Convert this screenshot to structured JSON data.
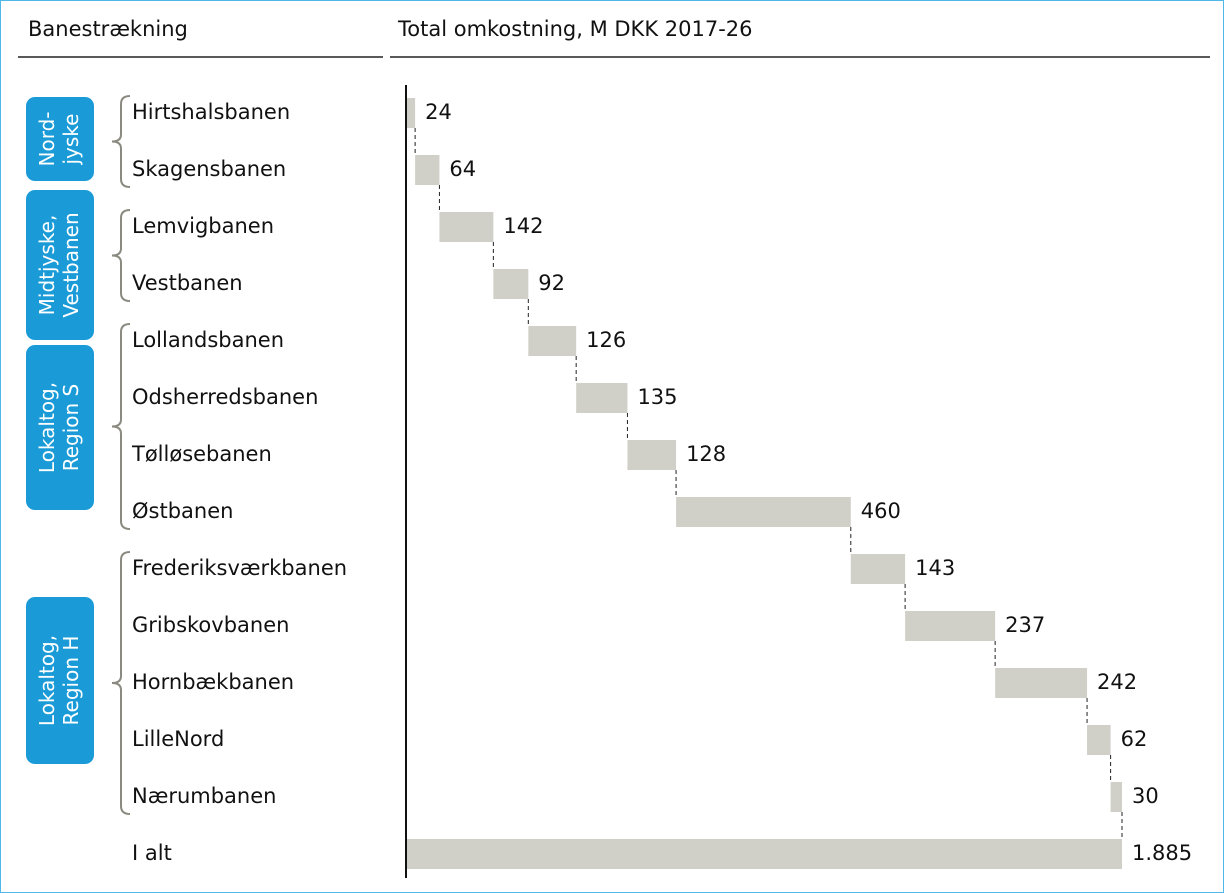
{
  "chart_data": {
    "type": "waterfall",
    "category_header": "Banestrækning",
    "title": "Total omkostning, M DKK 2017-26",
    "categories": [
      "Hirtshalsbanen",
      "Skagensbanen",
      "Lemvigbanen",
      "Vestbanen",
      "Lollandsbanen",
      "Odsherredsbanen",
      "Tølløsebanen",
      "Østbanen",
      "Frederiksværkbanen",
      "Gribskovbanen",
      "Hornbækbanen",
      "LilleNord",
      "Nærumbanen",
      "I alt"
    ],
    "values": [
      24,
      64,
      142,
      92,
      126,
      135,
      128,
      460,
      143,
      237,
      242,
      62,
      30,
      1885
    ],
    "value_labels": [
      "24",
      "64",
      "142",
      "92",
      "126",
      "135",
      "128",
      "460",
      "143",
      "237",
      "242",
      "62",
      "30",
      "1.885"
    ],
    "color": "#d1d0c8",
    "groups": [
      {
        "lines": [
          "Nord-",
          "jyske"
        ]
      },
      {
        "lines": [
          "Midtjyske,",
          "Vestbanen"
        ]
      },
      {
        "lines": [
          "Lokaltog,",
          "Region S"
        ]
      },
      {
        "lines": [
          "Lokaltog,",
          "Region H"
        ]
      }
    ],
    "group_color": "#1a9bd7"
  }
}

---+---

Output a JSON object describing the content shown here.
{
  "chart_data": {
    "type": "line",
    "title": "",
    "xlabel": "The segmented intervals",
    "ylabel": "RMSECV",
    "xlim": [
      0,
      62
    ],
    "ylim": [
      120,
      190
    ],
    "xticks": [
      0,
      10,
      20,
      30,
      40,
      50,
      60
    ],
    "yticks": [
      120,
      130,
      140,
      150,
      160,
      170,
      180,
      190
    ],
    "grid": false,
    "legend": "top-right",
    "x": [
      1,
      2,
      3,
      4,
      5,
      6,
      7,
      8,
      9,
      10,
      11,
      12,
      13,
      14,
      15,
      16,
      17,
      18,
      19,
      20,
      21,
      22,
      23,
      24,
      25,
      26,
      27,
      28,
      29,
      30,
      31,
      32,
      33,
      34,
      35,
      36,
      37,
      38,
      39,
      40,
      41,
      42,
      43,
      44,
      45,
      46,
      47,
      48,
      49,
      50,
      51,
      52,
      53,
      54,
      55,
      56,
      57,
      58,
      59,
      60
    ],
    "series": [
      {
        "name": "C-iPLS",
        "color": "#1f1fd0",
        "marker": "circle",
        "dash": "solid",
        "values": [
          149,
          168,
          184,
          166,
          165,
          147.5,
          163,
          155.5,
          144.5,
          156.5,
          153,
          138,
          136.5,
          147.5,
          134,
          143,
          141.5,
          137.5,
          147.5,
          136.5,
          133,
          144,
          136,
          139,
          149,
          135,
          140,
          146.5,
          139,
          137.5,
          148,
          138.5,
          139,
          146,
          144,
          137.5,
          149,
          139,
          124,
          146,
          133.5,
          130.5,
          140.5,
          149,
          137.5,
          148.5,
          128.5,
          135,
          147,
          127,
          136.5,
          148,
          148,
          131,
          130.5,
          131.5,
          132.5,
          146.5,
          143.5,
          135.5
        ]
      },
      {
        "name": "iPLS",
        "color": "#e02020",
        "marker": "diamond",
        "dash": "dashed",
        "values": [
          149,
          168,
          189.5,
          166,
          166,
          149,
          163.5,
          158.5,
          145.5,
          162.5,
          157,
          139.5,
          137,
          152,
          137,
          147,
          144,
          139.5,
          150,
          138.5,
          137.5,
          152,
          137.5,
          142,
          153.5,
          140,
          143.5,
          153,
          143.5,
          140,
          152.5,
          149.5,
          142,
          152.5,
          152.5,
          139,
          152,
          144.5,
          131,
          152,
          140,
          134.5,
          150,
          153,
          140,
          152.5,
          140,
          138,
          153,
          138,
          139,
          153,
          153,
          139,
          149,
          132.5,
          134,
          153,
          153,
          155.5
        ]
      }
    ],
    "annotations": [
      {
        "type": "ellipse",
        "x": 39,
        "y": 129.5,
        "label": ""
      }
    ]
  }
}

---+---

▶ GIVEN EXERCISE
Your task is to list each line of the records with the word "title".

▶ RESULT FOR THIS TASK
    "title": "Total omkostning, M DKK 2017-26",
    "title": "",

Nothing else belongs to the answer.